Your goal: Can the data below be set down again exactly, line for line?
---
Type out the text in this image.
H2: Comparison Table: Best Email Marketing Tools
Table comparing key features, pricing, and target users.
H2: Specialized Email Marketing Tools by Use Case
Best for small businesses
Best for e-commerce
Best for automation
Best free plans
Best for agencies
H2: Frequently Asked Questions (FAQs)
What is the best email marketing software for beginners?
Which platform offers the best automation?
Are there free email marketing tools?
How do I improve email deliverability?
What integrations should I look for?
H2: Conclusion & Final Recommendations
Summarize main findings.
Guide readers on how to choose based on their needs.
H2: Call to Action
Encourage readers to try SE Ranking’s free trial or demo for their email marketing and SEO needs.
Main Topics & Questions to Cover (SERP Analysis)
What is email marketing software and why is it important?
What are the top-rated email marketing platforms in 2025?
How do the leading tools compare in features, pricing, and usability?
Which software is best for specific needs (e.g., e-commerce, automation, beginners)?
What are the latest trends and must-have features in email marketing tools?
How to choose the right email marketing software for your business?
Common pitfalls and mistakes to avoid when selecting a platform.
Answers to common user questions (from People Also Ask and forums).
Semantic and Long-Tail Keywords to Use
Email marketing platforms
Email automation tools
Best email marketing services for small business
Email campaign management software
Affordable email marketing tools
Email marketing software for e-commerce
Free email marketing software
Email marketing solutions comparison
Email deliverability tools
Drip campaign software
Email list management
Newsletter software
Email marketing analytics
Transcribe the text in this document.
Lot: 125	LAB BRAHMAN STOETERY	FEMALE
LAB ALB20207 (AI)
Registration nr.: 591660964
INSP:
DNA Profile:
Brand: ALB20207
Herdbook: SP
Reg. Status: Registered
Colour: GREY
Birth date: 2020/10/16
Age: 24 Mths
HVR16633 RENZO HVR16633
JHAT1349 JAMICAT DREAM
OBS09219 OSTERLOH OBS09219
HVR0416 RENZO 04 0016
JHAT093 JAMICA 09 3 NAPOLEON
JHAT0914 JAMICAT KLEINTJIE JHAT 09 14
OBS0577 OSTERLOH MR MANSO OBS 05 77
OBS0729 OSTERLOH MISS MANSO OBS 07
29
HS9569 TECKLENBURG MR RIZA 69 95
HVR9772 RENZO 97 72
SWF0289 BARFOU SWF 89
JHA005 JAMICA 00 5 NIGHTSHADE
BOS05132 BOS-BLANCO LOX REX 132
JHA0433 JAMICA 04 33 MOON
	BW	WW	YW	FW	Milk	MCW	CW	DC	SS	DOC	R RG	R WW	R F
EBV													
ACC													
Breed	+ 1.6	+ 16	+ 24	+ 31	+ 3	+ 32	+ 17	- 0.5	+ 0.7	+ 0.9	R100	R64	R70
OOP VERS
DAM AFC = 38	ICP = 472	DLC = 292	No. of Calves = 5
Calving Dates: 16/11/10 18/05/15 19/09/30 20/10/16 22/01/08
---
Task answer:
Type out the text in this image.
H2: Comparison Table: Best Email Marketing Tools
Table comparing key features, pricing, and target users.
H2: Specialized Email Marketing Tools by Use Case
Best for small businesses
Best for e-commerce
Best for automation
Best free plans
Best for agencies
H2: Frequently Asked Questions (FAQs)
What is the best email marketing software for beginners?
Which platform offers the best automation?
Are there free email marketing tools?
How do I improve email deliverability?
What integrations should I look for?
H2: Conclusion & Final Recommendations
Summarize main findings.
Guide readers on how to choose based on their needs.
H2: Call to Action
Encourage readers to try SE Ranking’s free trial or demo for their email marketing and SEO needs.
Main Topics & Questions to Cover (SERP Analysis)
What is email marketing software and why is it important?
What are the top-rated email marketing platforms in 2025?
How do the leading tools compare in features, pricing, and usability?
Which software is best for specific needs (e.g., e-commerce, automation, beginners)?
What are the latest trends and must-have features in email marketing tools?
How to choose the right email marketing software for your business?
Common pitfalls and mistakes to avoid when selecting a platform.
Answers to common user questions (from People Also Ask and forums).
Semantic and Long-Tail Keywords to Use
Email marketing platforms
Email automation tools
Best email marketing services for small business
Email campaign management software
Affordable email marketing tools
Email marketing software for e-commerce
Free email marketing software
Email marketing solutions comparison
Email deliverability tools
Drip campaign software
Email list management
Newsletter software
Email marketing analytics
Transcribe the text in this document.
Lot: 125	LAB BRAHMAN STOETERY	FEMALE
LAB ALB20207 (AI)
Registration nr.: 591660964
INSP:
DNA Profile:
Brand: ALB20207
Herdbook: SP
Reg. Status: Registered
Colour: GREY
Birth date: 2020/10/16
Age: 24 Mths
HVR16633 RENZO HVR16633
JHAT1349 JAMICAT DREAM
OBS09219 OSTERLOH OBS09219
HVR0416 RENZO 04 0016
JHAT093 JAMICA 09 3 NAPOLEON
JHAT0914 JAMICAT KLEINTJIE JHAT 09 14
OBS0577 OSTERLOH MR MANSO OBS 05 77
OBS0729 OSTERLOH MISS MANSO OBS 07
29
HS9569 TECKLENBURG MR RIZA 69 95
HVR9772 RENZO 97 72
SWF0289 BARFOU SWF 89
JHA005 JAMICA 00 5 NIGHTSHADE
BOS05132 BOS-BLANCO LOX REX 132
JHA0433 JAMICA 04 33 MOON
	BW	WW	YW	FW	Milk	MCW	CW	DC	SS	DOC	R RG	R WW	R F
EBV													
ACC													
Breed	+ 1.6	+ 16	+ 24	+ 31	+ 3	+ 32	+ 17	- 0.5	+ 0.7	+ 0.9	R100	R64	R70
OOP VERS
DAM AFC = 38	ICP = 472	DLC = 292	No. of Calves = 5
Calving Dates: 16/11/10 18/05/15 19/09/30 20/10/16 22/01/08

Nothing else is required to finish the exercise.